Problem requirements: Copy every line from the records below that holds the word "Framework".

##### Input #####

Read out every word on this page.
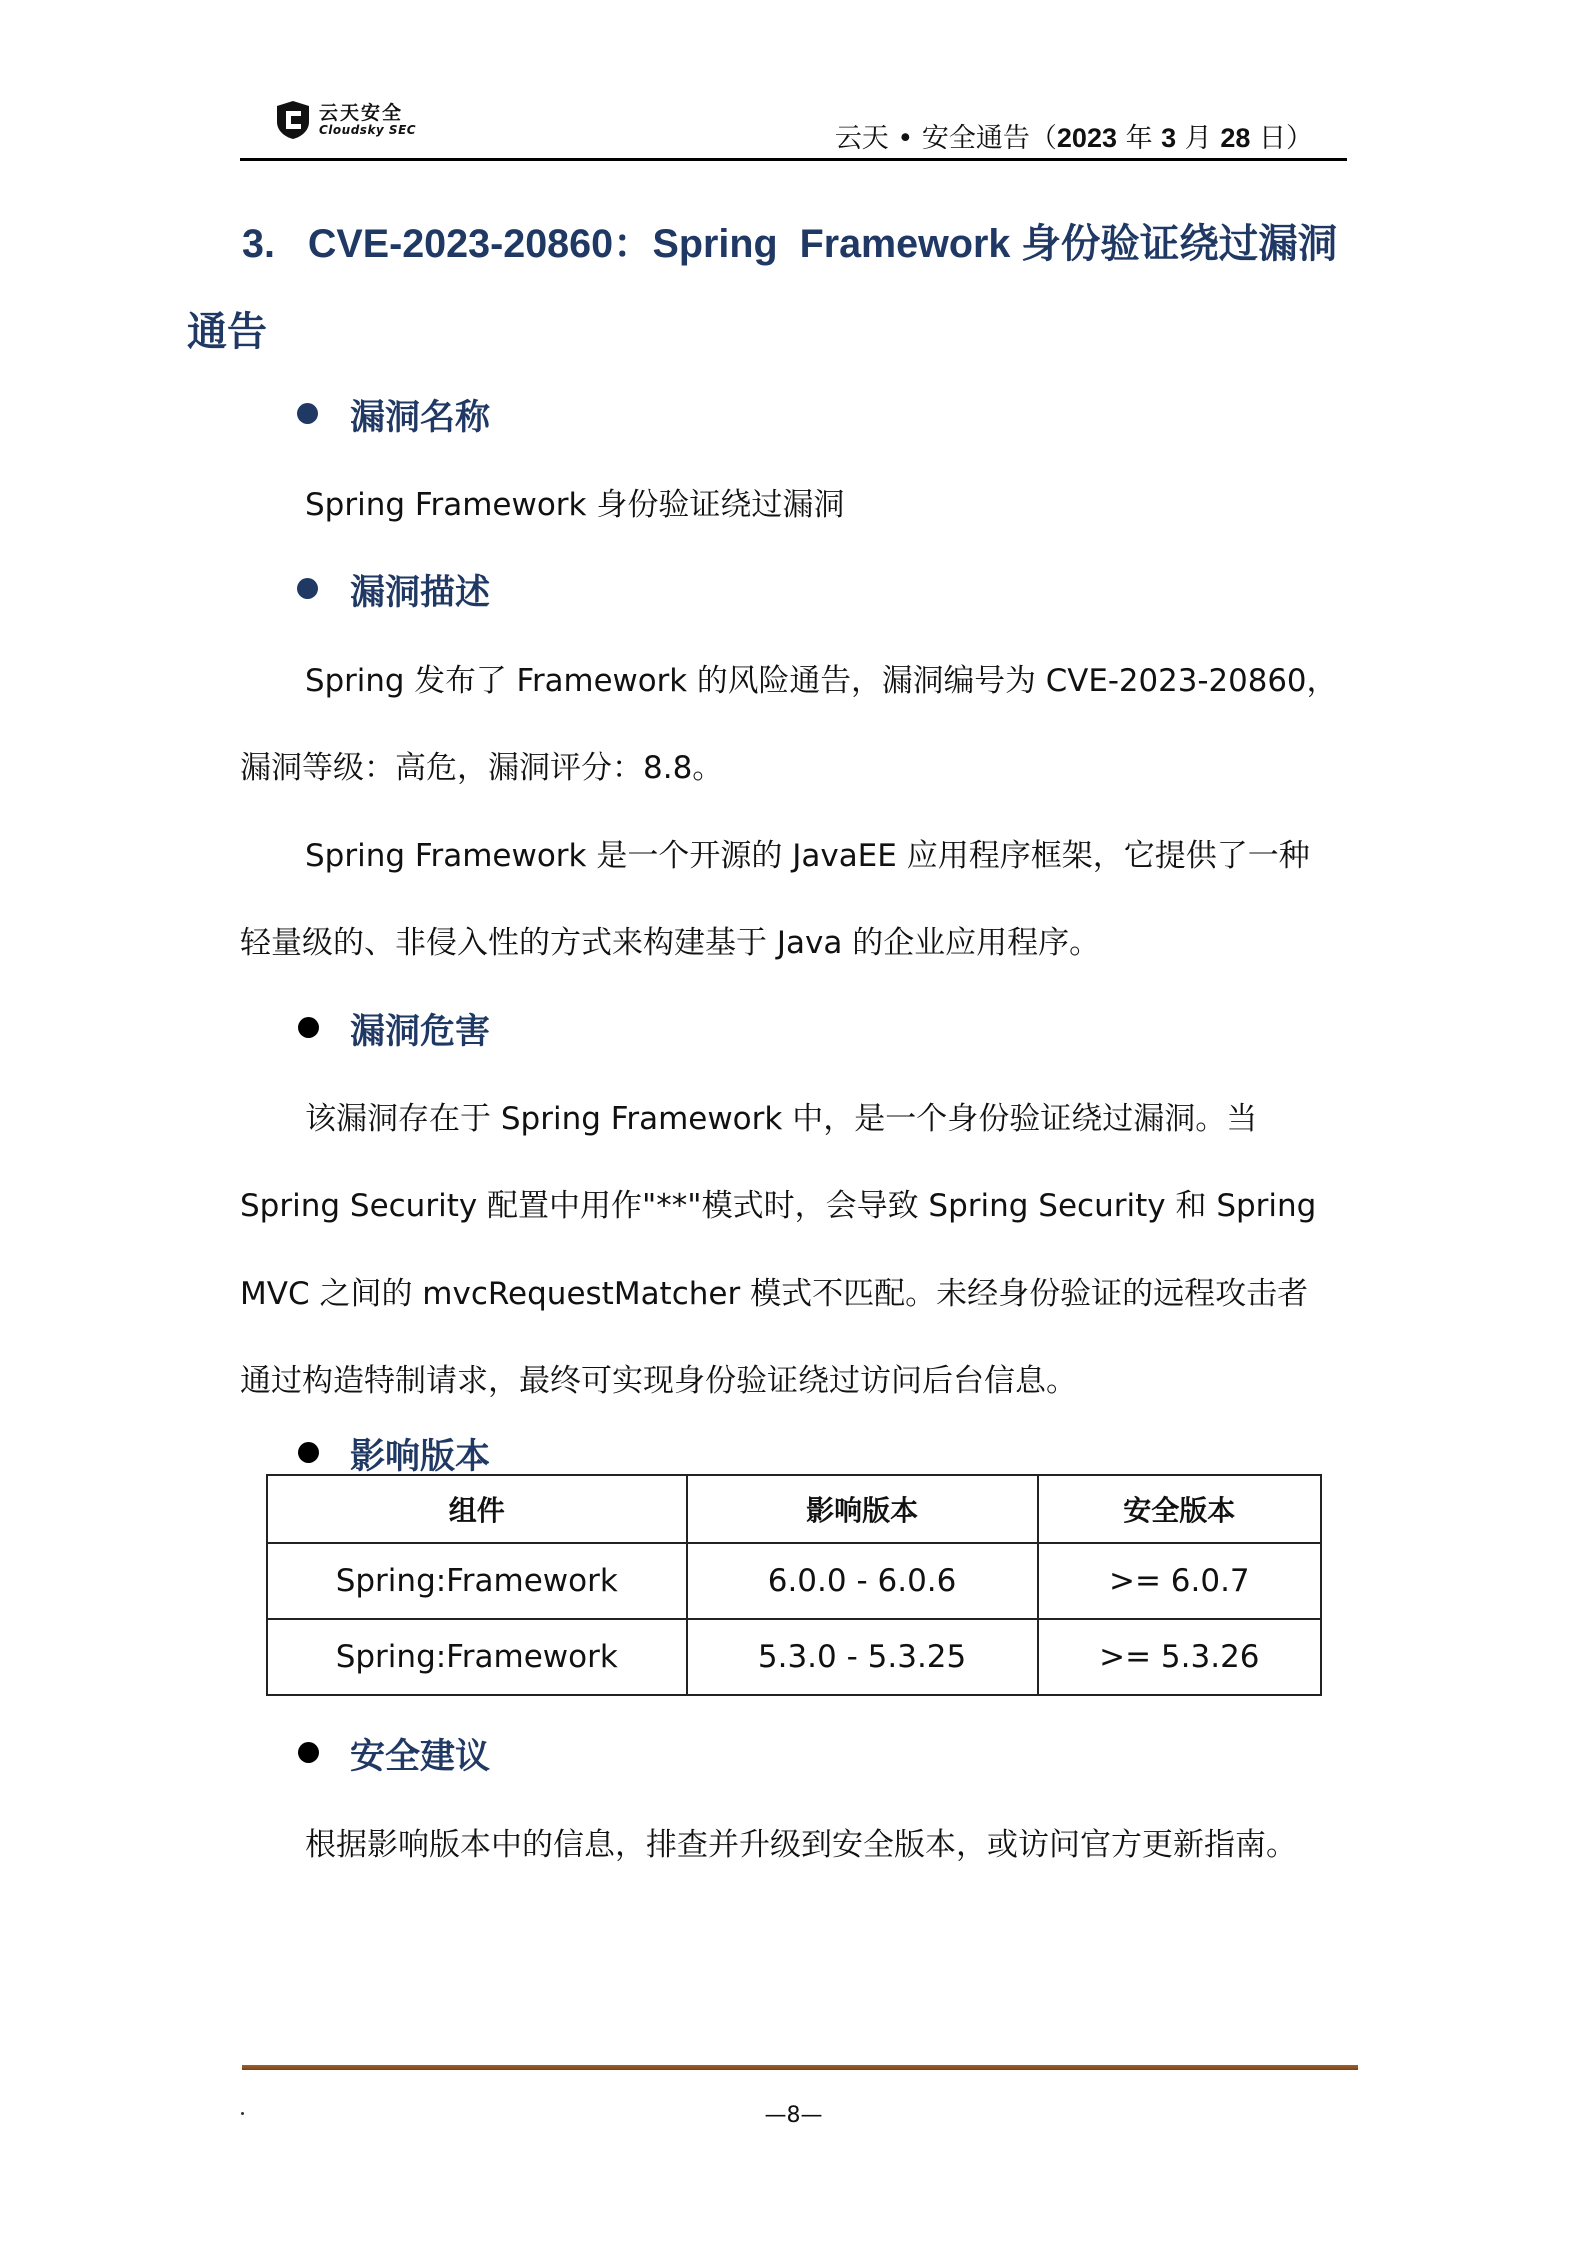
云天安全
Cloudsky SEC	云天 • 安全通告（2023 年 3 月 28 日）
3.   CVE-2023-20860：Spring  Framework 身份验证绕过漏洞
通告
漏洞名称
Spring Framework 身份验证绕过漏洞
漏洞描述
Spring 发布了 Framework 的风险通告，漏洞编号为 CVE-2023-20860，
漏洞等级：高危，漏洞评分：8.8。
Spring Framework 是一个开源的 JavaEE 应用程序框架，它提供了一种
轻量级的、非侵入性的方式来构建基于 Java 的企业应用程序。
漏洞危害
该漏洞存在于 Spring Framework 中，是一个身份验证绕过漏洞。当
Spring Security 配置中用作"**"模式时，会导致 Spring Security 和 Spring
MVC 之间的 mvcRequestMatcher 模式不匹配。未经身份验证的远程攻击者
通过构造特制请求，最终可实现身份验证绕过访问后台信息。
影响版本
组件	影响版本	安全版本
Spring:Framework	6.0.0 - 6.0.6	>= 6.0.7
Spring:Framework	5.3.0 - 5.3.25	>= 5.3.26
安全建议
根据影响版本中的信息，排查并升级到安全版本，或访问官方更新指南。
—8—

#####

Exercise result:
3.   CVE-2023-20860：Spring  Framework 身份验证绕过漏洞
Spring Framework 身份验证绕过漏洞
Spring 发布了 Framework 的风险通告，漏洞编号为 CVE-2023-20860，
Spring Framework 是一个开源的 JavaEE 应用程序框架，它提供了一种
该漏洞存在于 Spring Framework 中，是一个身份验证绕过漏洞。当
Spring:Framework	6.0.0 - 6.0.6	>= 6.0.7
Spring:Framework	5.3.0 - 5.3.25	>= 5.3.26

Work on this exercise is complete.